◆ What you are asked to do: Report each line of the data that has "Cash" somewhere in it.

++++++++

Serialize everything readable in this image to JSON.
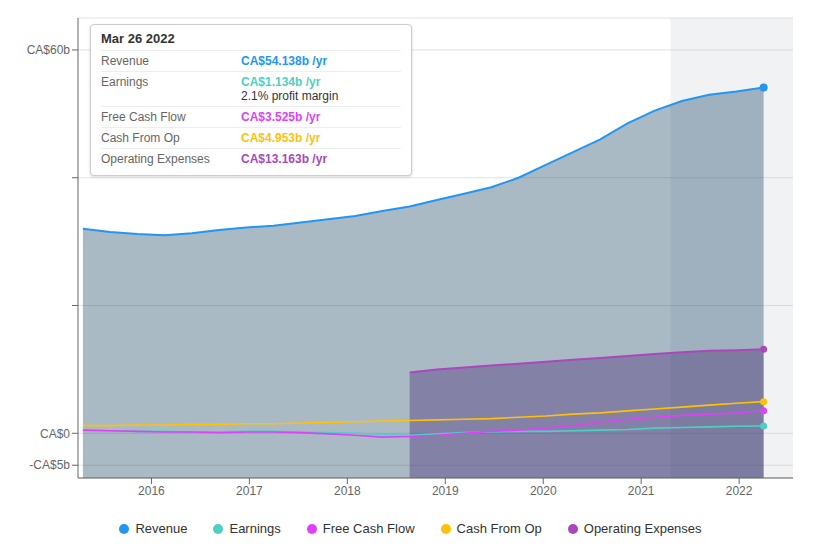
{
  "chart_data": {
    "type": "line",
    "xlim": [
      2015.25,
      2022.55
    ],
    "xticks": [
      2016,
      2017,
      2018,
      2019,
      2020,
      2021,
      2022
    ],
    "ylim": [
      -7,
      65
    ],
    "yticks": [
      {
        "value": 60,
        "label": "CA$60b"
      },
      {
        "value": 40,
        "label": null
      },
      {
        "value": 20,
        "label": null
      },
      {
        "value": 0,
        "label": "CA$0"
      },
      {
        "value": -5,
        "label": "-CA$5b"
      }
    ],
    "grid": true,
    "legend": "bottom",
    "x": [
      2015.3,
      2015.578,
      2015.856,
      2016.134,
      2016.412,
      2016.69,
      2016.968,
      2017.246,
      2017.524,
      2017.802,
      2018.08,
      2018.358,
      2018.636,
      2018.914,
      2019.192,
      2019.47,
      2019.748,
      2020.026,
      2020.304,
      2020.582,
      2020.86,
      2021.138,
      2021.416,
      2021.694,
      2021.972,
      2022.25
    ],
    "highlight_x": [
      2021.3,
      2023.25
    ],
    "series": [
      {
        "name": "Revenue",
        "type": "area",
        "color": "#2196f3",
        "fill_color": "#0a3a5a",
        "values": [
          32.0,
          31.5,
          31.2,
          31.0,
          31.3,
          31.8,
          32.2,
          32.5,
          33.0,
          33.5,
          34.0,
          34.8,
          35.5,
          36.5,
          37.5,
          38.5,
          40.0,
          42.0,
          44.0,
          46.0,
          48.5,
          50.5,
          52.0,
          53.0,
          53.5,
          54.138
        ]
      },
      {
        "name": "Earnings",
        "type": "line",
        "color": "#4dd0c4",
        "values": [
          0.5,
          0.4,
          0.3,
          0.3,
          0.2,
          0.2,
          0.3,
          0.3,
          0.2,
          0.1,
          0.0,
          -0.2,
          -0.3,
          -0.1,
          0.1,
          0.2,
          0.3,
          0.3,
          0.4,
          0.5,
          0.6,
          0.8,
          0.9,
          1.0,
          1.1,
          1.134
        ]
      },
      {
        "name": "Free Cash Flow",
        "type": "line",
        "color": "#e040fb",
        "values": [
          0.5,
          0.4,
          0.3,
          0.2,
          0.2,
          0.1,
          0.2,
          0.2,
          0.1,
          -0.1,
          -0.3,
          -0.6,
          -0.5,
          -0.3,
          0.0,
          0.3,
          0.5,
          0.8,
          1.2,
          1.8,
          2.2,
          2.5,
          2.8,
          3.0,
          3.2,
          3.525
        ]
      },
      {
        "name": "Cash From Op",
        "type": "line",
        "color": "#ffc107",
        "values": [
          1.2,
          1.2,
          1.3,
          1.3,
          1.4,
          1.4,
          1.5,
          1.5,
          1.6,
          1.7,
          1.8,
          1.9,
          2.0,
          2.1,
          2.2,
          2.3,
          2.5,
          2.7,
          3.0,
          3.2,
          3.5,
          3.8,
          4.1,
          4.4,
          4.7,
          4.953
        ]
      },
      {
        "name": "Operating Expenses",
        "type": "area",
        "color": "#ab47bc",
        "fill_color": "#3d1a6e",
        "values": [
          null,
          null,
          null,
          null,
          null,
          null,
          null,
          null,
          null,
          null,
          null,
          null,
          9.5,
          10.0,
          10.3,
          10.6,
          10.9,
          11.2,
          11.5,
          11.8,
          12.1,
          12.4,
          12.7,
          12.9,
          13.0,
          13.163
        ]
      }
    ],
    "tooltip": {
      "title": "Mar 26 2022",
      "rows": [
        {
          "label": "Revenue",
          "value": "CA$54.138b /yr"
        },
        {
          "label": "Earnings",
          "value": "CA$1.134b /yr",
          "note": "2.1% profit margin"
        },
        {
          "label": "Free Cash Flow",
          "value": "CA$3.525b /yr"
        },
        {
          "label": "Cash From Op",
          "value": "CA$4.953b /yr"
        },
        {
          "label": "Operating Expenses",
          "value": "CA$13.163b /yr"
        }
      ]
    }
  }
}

++++++++

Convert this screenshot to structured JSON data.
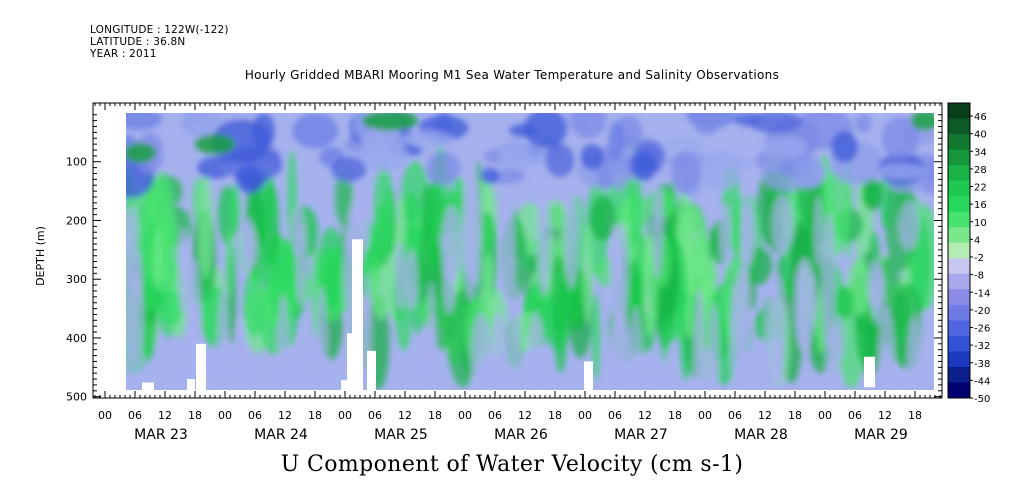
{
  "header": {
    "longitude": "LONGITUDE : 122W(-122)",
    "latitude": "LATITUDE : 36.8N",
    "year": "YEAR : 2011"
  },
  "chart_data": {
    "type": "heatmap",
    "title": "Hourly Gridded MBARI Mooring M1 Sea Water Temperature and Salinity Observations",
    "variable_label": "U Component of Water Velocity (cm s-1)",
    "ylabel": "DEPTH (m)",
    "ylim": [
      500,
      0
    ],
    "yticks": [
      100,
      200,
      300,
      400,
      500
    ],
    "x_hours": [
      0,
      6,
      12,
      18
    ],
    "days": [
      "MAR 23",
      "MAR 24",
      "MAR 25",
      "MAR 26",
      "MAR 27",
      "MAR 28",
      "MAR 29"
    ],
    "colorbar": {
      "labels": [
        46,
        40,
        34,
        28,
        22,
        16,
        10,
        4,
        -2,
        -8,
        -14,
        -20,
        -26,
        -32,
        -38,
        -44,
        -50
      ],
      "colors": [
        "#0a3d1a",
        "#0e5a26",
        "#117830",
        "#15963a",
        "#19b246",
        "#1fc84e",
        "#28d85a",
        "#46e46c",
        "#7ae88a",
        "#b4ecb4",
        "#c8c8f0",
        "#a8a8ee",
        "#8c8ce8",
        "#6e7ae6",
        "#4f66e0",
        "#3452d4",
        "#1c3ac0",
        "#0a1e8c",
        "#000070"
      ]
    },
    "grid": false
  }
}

++++++++

◆ Solution to this task:
        "name": "Free Cash Flow",
        "name": "Cash From Op",
          "label": "Free Cash Flow",
          "label": "Cash From Op",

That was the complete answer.